# START OF Records shown

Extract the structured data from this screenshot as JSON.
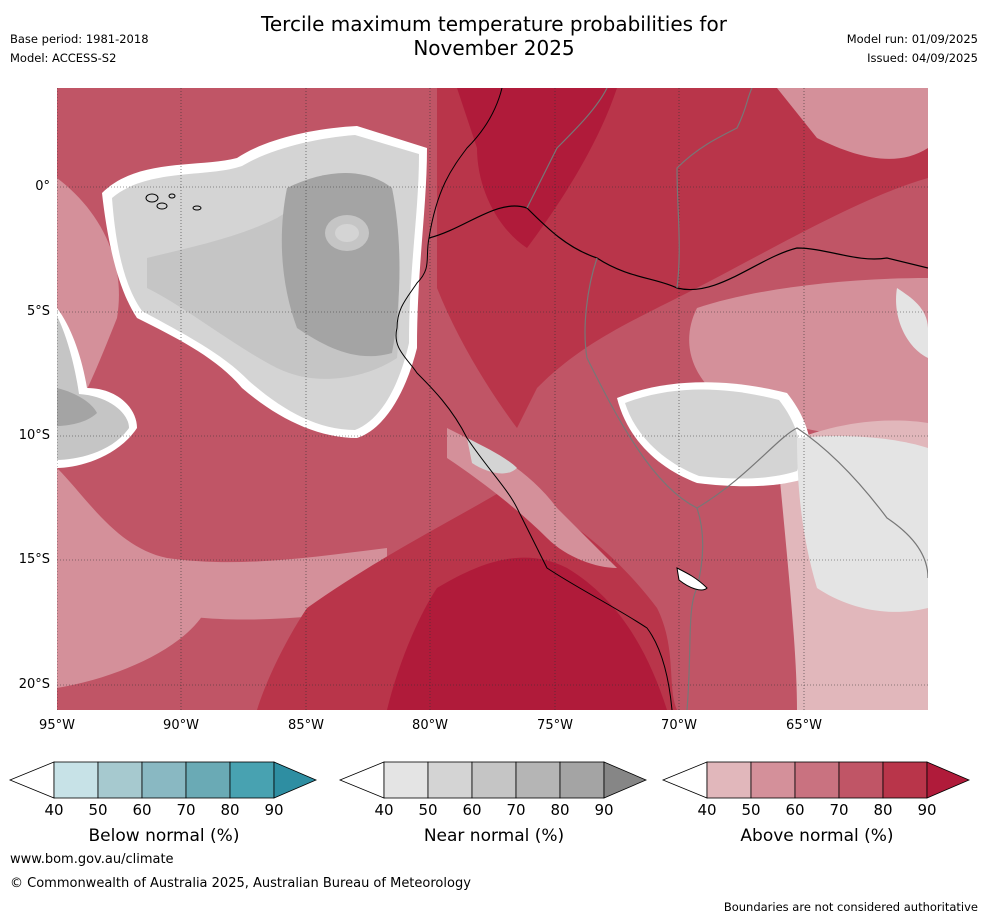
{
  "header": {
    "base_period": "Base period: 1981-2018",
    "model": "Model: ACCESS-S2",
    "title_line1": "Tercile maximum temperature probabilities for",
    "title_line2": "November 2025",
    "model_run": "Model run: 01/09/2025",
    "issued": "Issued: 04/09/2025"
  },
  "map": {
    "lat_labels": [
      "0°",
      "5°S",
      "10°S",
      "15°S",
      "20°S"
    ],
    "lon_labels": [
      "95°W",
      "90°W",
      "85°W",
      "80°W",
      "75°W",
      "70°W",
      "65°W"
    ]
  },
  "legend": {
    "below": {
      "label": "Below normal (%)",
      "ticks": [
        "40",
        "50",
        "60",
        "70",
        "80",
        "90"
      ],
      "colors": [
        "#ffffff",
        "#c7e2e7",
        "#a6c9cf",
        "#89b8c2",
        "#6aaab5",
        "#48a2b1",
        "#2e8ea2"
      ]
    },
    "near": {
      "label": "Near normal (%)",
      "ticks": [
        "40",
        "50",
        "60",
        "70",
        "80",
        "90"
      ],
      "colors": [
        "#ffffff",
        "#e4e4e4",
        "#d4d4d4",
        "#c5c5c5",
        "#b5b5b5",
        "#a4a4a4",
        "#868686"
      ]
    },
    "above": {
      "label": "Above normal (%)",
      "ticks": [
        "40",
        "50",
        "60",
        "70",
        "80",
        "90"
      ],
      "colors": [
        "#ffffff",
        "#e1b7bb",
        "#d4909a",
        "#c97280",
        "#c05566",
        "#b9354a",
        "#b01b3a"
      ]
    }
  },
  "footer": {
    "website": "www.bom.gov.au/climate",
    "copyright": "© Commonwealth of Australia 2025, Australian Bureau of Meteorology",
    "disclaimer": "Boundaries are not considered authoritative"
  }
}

# END OF Records shown

§ Exercise directions: Omit the images and transcribe all of the records above word for word.

§ Task solution:
Extract the structured data from this screenshot as JSON.
{
  "header": {
    "base_period": "Base period: 1981-2018",
    "model": "Model: ACCESS-S2",
    "title_line1": "Tercile maximum temperature probabilities for",
    "title_line2": "November 2025",
    "model_run": "Model run: 01/09/2025",
    "issued": "Issued: 04/09/2025"
  },
  "map": {
    "lat_labels": [
      "0°",
      "5°S",
      "10°S",
      "15°S",
      "20°S"
    ],
    "lon_labels": [
      "95°W",
      "90°W",
      "85°W",
      "80°W",
      "75°W",
      "70°W",
      "65°W"
    ]
  },
  "legend": {
    "below": {
      "label": "Below normal (%)",
      "ticks": [
        "40",
        "50",
        "60",
        "70",
        "80",
        "90"
      ],
      "colors": [
        "#ffffff",
        "#c7e2e7",
        "#a6c9cf",
        "#89b8c2",
        "#6aaab5",
        "#48a2b1",
        "#2e8ea2"
      ]
    },
    "near": {
      "label": "Near normal (%)",
      "ticks": [
        "40",
        "50",
        "60",
        "70",
        "80",
        "90"
      ],
      "colors": [
        "#ffffff",
        "#e4e4e4",
        "#d4d4d4",
        "#c5c5c5",
        "#b5b5b5",
        "#a4a4a4",
        "#868686"
      ]
    },
    "above": {
      "label": "Above normal (%)",
      "ticks": [
        "40",
        "50",
        "60",
        "70",
        "80",
        "90"
      ],
      "colors": [
        "#ffffff",
        "#e1b7bb",
        "#d4909a",
        "#c97280",
        "#c05566",
        "#b9354a",
        "#b01b3a"
      ]
    }
  },
  "footer": {
    "website": "www.bom.gov.au/climate",
    "copyright": "© Commonwealth of Australia 2025, Australian Bureau of Meteorology",
    "disclaimer": "Boundaries are not considered authoritative"
  }
}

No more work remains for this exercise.